### TASK DESCRIPTION
Find the number of lines in these records where the word "CHRIST" appears. Reply with that number and nothing more.

### SUPPLIED DATA
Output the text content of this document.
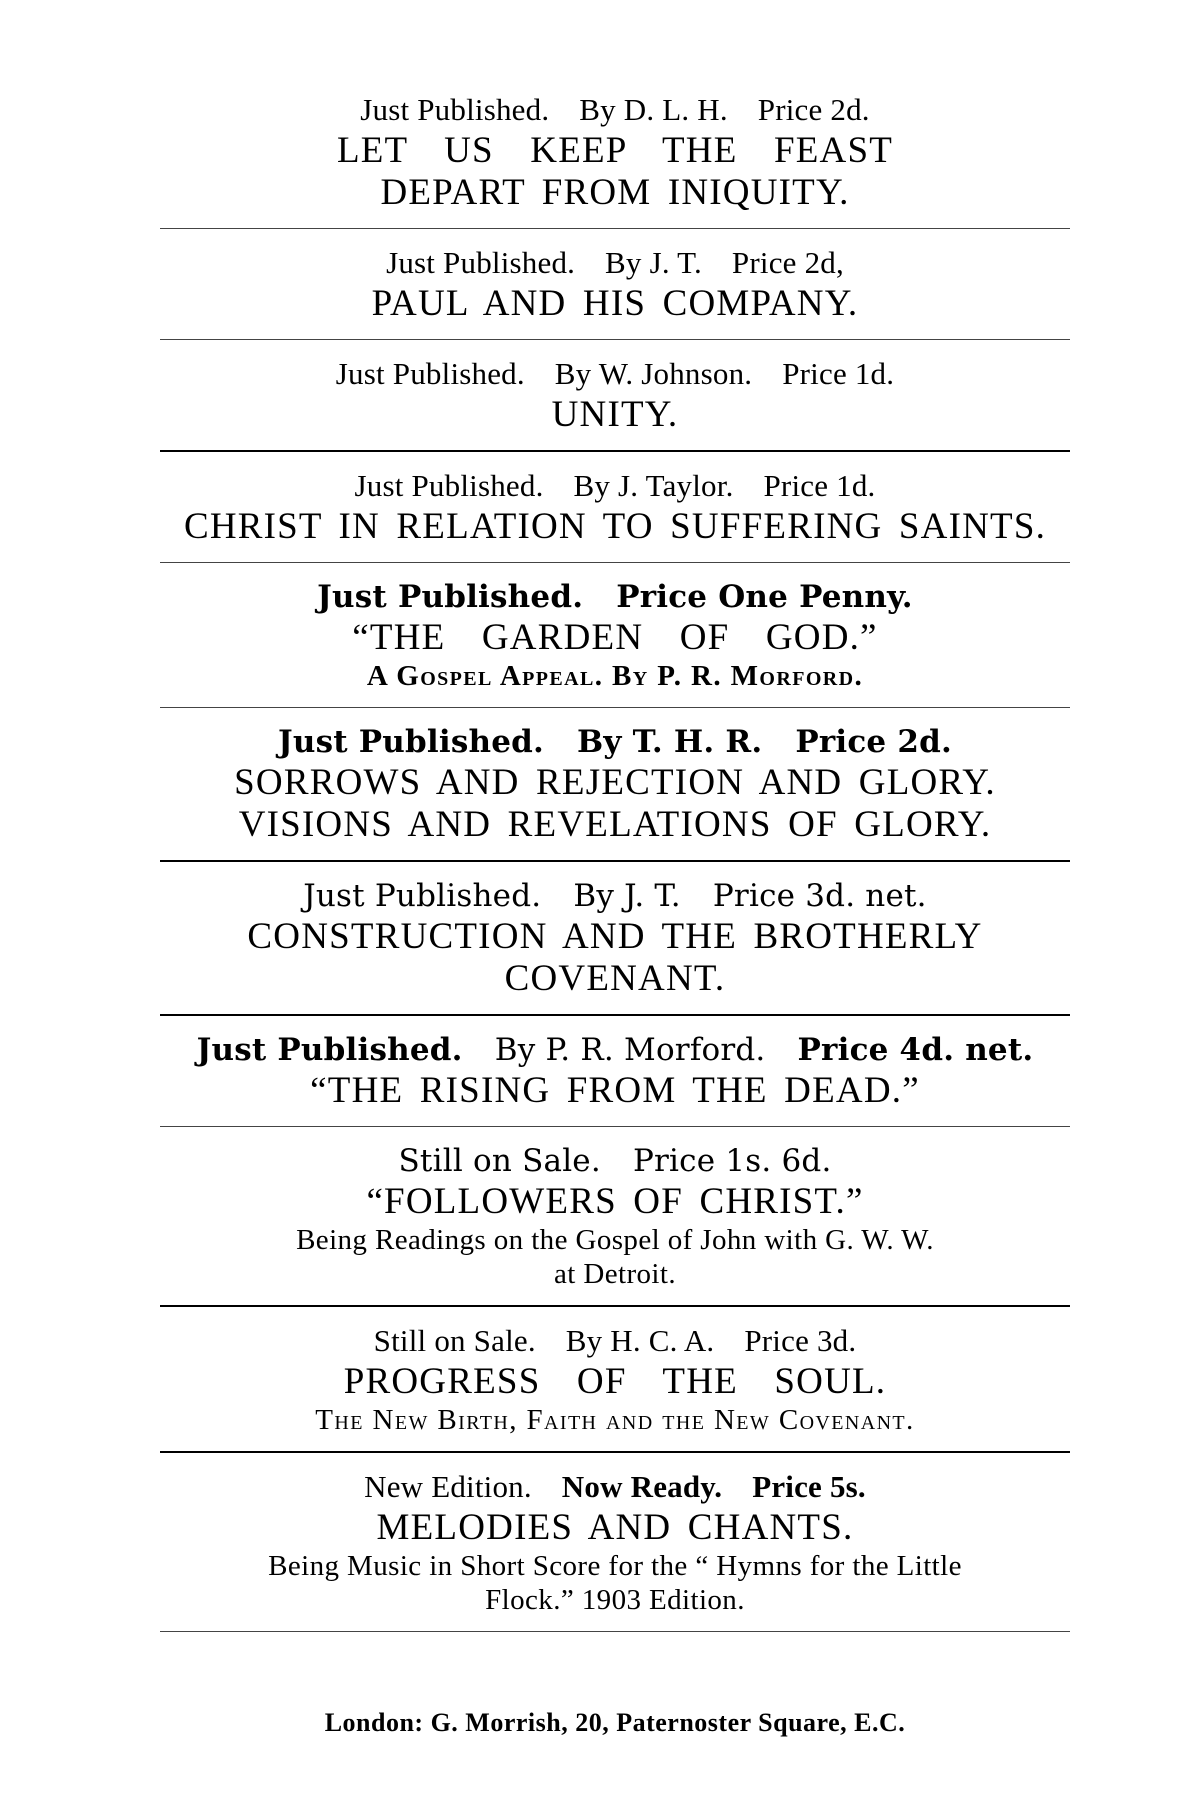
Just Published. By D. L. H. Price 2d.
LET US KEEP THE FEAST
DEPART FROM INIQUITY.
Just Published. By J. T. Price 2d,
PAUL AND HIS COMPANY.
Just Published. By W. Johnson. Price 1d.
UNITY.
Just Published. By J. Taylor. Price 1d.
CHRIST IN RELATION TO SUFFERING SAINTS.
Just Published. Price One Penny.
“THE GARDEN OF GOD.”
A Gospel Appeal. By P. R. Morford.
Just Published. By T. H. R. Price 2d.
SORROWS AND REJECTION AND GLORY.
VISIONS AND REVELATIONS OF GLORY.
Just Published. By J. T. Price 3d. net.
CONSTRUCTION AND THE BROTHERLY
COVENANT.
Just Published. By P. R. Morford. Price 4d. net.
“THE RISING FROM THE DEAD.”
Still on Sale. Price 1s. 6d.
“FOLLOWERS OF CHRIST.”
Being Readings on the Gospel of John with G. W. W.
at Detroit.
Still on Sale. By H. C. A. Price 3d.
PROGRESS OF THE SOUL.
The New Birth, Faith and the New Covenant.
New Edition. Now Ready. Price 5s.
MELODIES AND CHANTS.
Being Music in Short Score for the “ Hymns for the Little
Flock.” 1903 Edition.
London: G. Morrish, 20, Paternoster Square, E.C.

### THE OUTPUT
2